## TASK OBJECTIVE:
Search the data below for the word "allergiat" and copy each line that holds it.

## LISTED ENTRIES:

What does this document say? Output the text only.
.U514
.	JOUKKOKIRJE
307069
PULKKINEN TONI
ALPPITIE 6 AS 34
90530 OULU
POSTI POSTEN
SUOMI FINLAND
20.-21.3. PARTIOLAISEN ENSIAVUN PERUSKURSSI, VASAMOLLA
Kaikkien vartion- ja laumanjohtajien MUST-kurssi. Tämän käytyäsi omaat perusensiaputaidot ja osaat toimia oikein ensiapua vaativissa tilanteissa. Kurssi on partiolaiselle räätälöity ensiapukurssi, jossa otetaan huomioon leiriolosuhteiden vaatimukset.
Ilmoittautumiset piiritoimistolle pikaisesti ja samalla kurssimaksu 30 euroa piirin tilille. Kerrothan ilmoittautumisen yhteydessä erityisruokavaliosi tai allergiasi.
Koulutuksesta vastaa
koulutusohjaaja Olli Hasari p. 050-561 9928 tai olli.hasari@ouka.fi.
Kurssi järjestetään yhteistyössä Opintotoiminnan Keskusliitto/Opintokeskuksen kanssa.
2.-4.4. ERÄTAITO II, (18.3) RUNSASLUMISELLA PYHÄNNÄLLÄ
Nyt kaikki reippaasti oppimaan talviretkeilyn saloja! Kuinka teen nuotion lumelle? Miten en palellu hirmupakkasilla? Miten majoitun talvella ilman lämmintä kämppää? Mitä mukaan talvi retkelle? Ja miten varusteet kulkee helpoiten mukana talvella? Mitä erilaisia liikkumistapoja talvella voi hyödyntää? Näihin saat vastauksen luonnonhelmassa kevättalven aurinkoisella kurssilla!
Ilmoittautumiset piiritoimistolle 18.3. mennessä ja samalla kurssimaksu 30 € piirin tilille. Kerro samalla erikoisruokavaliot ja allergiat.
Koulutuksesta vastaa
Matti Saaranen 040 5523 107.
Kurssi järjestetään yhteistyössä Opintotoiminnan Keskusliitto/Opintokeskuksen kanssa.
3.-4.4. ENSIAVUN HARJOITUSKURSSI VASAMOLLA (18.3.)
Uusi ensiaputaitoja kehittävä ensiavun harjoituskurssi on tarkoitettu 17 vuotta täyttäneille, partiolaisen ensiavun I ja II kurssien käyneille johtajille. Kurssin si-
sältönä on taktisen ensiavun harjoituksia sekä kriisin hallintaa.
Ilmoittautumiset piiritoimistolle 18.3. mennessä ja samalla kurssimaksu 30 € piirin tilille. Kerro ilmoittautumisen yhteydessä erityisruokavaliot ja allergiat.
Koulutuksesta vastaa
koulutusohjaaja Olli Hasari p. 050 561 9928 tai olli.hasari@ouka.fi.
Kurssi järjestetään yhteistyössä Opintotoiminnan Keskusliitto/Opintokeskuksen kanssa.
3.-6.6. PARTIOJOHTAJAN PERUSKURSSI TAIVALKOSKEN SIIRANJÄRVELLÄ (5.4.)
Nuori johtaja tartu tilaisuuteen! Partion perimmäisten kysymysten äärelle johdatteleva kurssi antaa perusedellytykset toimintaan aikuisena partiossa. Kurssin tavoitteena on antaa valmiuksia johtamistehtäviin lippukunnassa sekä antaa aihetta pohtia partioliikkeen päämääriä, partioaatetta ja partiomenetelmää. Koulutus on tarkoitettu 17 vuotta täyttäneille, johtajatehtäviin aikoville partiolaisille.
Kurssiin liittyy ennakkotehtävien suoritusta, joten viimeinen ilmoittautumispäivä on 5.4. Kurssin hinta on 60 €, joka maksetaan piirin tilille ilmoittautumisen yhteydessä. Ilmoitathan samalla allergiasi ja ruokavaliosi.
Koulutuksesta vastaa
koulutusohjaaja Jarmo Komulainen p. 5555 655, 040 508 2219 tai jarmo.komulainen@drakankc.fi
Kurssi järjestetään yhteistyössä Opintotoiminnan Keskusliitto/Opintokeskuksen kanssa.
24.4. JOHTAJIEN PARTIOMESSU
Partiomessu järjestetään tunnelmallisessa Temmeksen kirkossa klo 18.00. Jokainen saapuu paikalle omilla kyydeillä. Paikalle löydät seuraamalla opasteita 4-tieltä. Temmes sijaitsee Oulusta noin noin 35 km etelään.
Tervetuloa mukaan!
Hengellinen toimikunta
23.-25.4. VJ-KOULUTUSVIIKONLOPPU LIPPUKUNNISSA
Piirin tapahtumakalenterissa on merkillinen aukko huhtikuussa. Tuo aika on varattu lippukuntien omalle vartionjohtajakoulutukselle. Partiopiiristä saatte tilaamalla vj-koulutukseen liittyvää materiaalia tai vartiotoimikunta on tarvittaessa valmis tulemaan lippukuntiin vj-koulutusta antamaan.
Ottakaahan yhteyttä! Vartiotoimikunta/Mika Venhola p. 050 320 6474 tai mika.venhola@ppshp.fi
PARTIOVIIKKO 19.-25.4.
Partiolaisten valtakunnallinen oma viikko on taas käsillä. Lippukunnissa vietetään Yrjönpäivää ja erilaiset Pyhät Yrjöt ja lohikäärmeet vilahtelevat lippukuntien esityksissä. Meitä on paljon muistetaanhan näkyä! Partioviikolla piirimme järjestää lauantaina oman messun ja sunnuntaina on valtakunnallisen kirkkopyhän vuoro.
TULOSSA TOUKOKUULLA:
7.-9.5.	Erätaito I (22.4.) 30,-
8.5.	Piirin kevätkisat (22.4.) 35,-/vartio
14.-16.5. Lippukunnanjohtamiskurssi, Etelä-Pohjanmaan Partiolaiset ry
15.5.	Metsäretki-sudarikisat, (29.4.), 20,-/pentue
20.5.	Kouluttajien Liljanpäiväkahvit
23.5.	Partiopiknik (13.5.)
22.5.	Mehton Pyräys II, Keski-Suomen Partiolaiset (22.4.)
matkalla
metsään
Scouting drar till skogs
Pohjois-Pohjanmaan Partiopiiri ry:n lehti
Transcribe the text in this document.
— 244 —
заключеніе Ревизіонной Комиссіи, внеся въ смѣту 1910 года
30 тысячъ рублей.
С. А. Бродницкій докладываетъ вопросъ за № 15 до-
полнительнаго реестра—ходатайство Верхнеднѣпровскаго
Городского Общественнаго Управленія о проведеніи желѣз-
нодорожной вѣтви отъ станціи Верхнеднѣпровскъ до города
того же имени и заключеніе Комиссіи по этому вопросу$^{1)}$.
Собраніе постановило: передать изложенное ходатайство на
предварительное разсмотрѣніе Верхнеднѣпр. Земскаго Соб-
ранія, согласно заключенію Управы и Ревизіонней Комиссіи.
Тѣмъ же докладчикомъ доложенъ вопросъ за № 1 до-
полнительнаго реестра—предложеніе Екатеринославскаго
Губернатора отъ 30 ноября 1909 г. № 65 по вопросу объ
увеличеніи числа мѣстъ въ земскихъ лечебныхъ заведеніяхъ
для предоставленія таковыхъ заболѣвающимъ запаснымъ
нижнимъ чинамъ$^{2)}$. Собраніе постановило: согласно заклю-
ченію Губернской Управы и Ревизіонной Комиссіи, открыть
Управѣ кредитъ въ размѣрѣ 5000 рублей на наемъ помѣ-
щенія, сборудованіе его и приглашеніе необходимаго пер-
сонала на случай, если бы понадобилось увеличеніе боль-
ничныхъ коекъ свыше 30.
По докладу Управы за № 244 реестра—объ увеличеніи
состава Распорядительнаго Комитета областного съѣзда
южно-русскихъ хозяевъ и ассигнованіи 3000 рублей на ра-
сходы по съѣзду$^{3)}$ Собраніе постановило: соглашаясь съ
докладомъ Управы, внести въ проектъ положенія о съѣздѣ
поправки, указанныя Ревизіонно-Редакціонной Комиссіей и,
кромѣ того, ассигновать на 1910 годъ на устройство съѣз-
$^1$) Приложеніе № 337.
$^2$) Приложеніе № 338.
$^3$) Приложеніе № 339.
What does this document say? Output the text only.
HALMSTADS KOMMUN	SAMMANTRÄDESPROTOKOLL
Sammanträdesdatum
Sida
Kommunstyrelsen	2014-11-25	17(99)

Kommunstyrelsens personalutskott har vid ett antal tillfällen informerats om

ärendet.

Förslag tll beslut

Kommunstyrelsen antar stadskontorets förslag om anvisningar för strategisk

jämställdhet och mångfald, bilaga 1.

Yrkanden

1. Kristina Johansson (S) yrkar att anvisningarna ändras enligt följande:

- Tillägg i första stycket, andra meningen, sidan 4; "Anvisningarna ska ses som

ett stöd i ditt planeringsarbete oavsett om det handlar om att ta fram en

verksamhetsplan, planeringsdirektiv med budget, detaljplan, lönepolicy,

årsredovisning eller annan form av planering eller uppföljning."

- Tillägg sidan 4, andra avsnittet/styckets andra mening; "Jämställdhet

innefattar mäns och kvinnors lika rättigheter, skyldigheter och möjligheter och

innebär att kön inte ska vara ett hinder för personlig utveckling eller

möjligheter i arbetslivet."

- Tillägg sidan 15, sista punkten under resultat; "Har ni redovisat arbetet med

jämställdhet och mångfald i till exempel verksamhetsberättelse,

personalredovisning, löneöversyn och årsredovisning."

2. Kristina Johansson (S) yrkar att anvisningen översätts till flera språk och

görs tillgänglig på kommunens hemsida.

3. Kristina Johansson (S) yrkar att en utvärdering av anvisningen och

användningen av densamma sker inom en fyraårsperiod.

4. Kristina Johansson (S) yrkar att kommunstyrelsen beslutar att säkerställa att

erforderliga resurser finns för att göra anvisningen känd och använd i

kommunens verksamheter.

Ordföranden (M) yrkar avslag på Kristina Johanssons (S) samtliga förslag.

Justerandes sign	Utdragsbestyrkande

## RESULT FOR THIS EXERCISE:
Ilmoittautumiset piiritoimistolle 18.3. mennessä ja samalla kurssimaksu 30 € piirin tilille. Kerro samalla erikoisruokavaliot ja allergiat.
Ilmoittautumiset piiritoimistolle 18.3. mennessä ja samalla kurssimaksu 30 € piirin tilille. Kerro ilmoittautumisen yhteydessä erityisruokavaliot ja allergiat.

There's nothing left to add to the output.